» Source records:
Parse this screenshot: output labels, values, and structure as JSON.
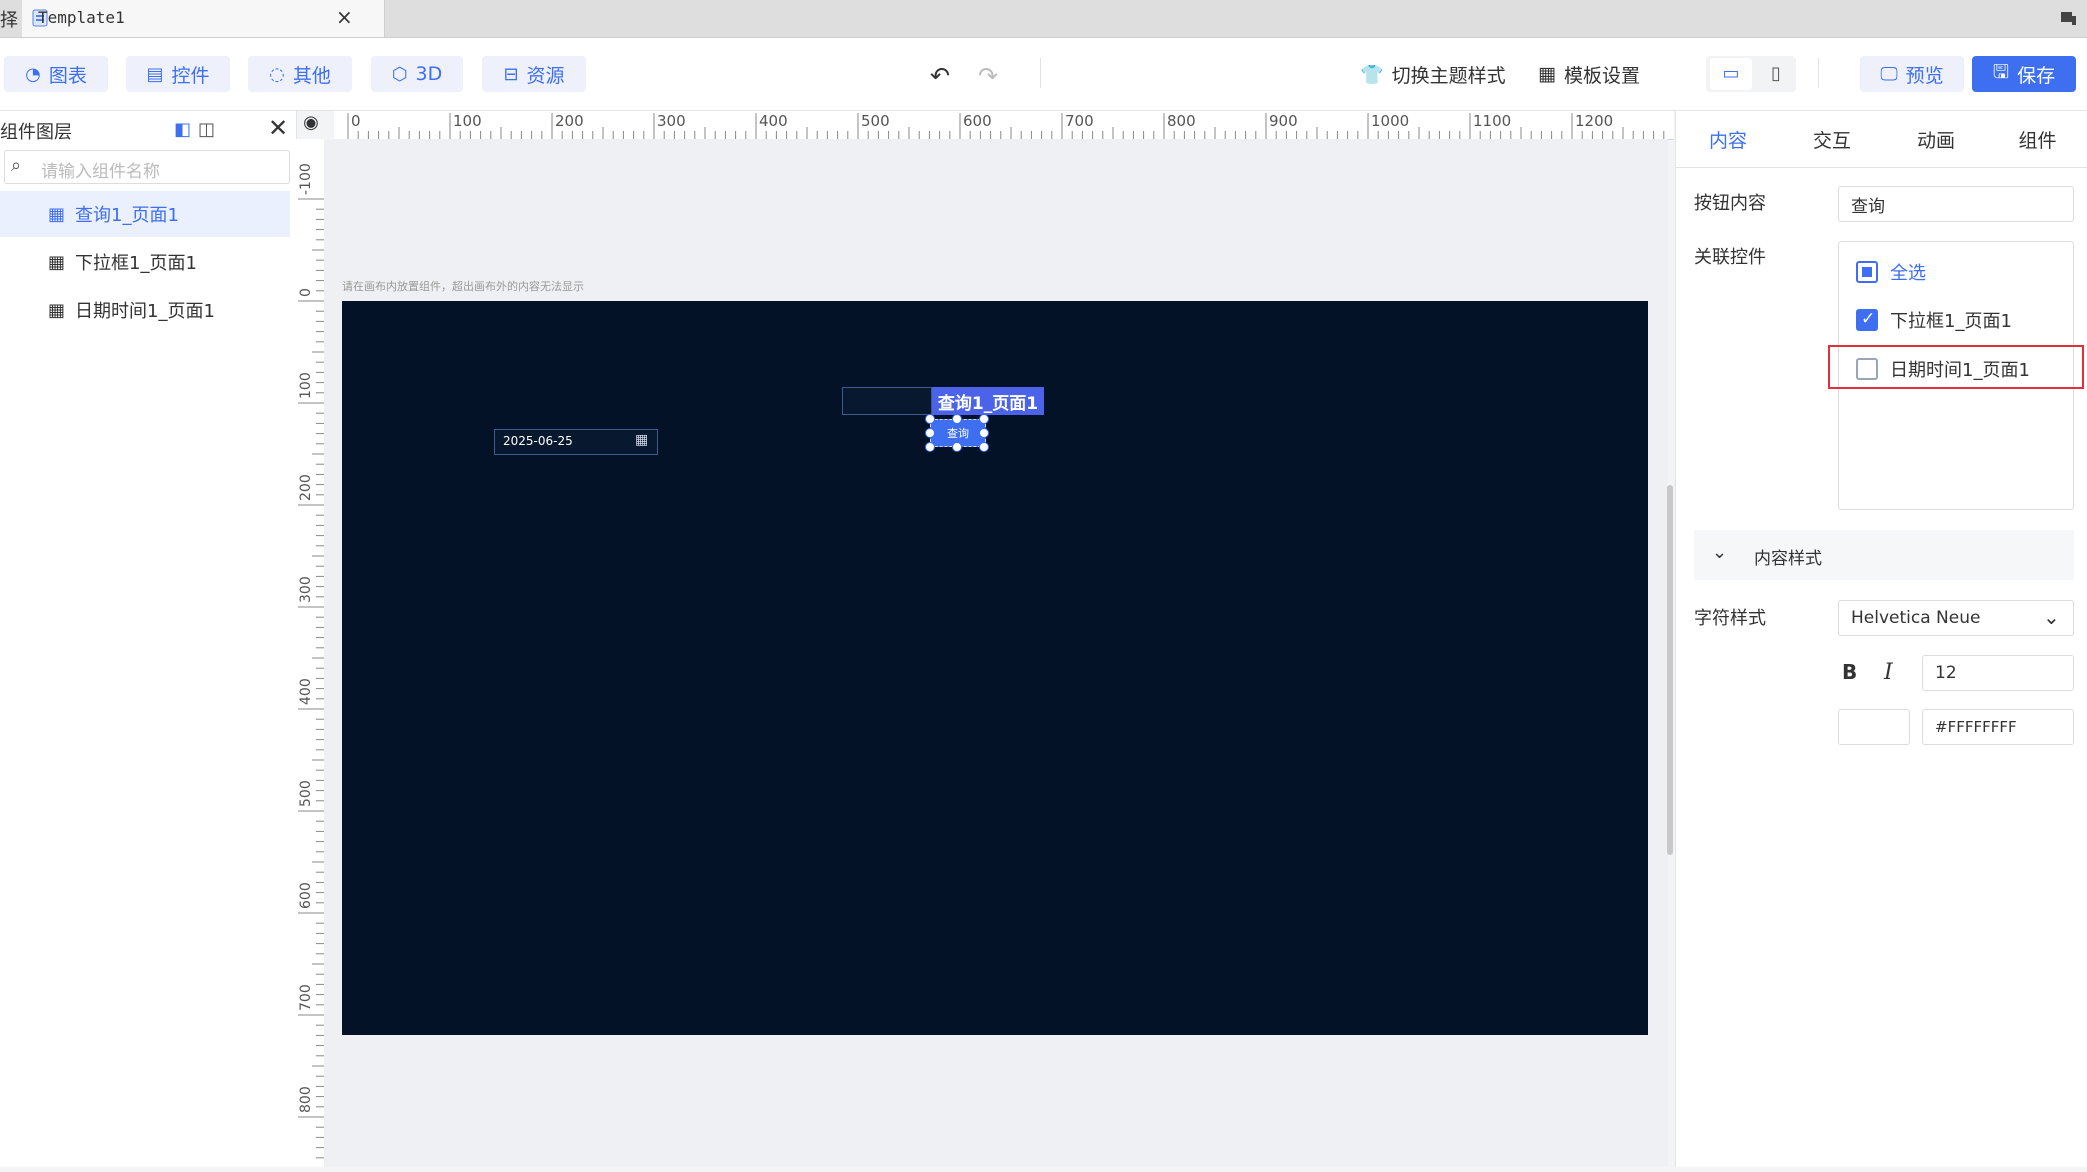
{
  "window": {
    "edge_char": "择",
    "tab_title": "Template1",
    "tab_close": "×"
  },
  "toolbar": {
    "chart": "图表",
    "widget": "控件",
    "other": "其他",
    "three_d": "3D",
    "resource": "资源",
    "switch_theme": "切换主题样式",
    "template_settings": "模板设置",
    "preview": "预览",
    "save": "保存"
  },
  "left_panel": {
    "title": "组件图层",
    "search_placeholder": "请输入组件名称",
    "layers": [
      {
        "label": "查询1_页面1",
        "active": true
      },
      {
        "label": "下拉框1_页面1",
        "active": false
      },
      {
        "label": "日期时间1_页面1",
        "active": false
      }
    ]
  },
  "ruler": {
    "top": [
      "0",
      "100",
      "200",
      "300",
      "400",
      "500",
      "600",
      "700",
      "800",
      "900",
      "1000",
      "1100",
      "1200"
    ],
    "left": [
      "-100",
      "0",
      "100",
      "200",
      "300",
      "400",
      "500",
      "600",
      "700",
      "800"
    ]
  },
  "canvas": {
    "hint": "请在画布内放置组件，超出画布外的内容无法显示",
    "date_value": "2025-06-25",
    "selected_tag": "查询1_页面1",
    "query_button": "查询"
  },
  "right_panel": {
    "tabs": [
      "内容",
      "交互",
      "动画",
      "组件"
    ],
    "button_content_label": "按钮内容",
    "button_content_value": "查询",
    "related_widgets_label": "关联控件",
    "select_all": "全选",
    "related": [
      {
        "label": "下拉框1_页面1",
        "checked": true
      },
      {
        "label": "日期时间1_页面1",
        "checked": false
      }
    ],
    "content_style": "内容样式",
    "font_style_label": "字符样式",
    "font_family_value": "Helvetica Neue",
    "bold": "B",
    "italic": "I",
    "font_size": "12",
    "color_hex": "#FFFFFFFF"
  },
  "colors": {
    "accent": "#3d6ff0",
    "canvas_bg": "#041228",
    "highlight": "#e0303a"
  }
}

» Task instructions: Pictures in the records must not appear in the copy; transcribe everything else precisely.

» Exercise solution:
Parse this screenshot: output labels, values, and structure as JSON.
{
  "window": {
    "edge_char": "择",
    "tab_title": "Template1",
    "tab_close": "×"
  },
  "toolbar": {
    "chart": "图表",
    "widget": "控件",
    "other": "其他",
    "three_d": "3D",
    "resource": "资源",
    "switch_theme": "切换主题样式",
    "template_settings": "模板设置",
    "preview": "预览",
    "save": "保存"
  },
  "left_panel": {
    "title": "组件图层",
    "search_placeholder": "请输入组件名称",
    "layers": [
      {
        "label": "查询1_页面1",
        "active": true
      },
      {
        "label": "下拉框1_页面1",
        "active": false
      },
      {
        "label": "日期时间1_页面1",
        "active": false
      }
    ]
  },
  "ruler": {
    "top": [
      "0",
      "100",
      "200",
      "300",
      "400",
      "500",
      "600",
      "700",
      "800",
      "900",
      "1000",
      "1100",
      "1200"
    ],
    "left": [
      "-100",
      "0",
      "100",
      "200",
      "300",
      "400",
      "500",
      "600",
      "700",
      "800"
    ]
  },
  "canvas": {
    "hint": "请在画布内放置组件，超出画布外的内容无法显示",
    "date_value": "2025-06-25",
    "selected_tag": "查询1_页面1",
    "query_button": "查询"
  },
  "right_panel": {
    "tabs": [
      "内容",
      "交互",
      "动画",
      "组件"
    ],
    "button_content_label": "按钮内容",
    "button_content_value": "查询",
    "related_widgets_label": "关联控件",
    "select_all": "全选",
    "related": [
      {
        "label": "下拉框1_页面1",
        "checked": true
      },
      {
        "label": "日期时间1_页面1",
        "checked": false
      }
    ],
    "content_style": "内容样式",
    "font_style_label": "字符样式",
    "font_family_value": "Helvetica Neue",
    "bold": "B",
    "italic": "I",
    "font_size": "12",
    "color_hex": "#FFFFFFFF"
  },
  "colors": {
    "accent": "#3d6ff0",
    "canvas_bg": "#041228",
    "highlight": "#e0303a"
  }
}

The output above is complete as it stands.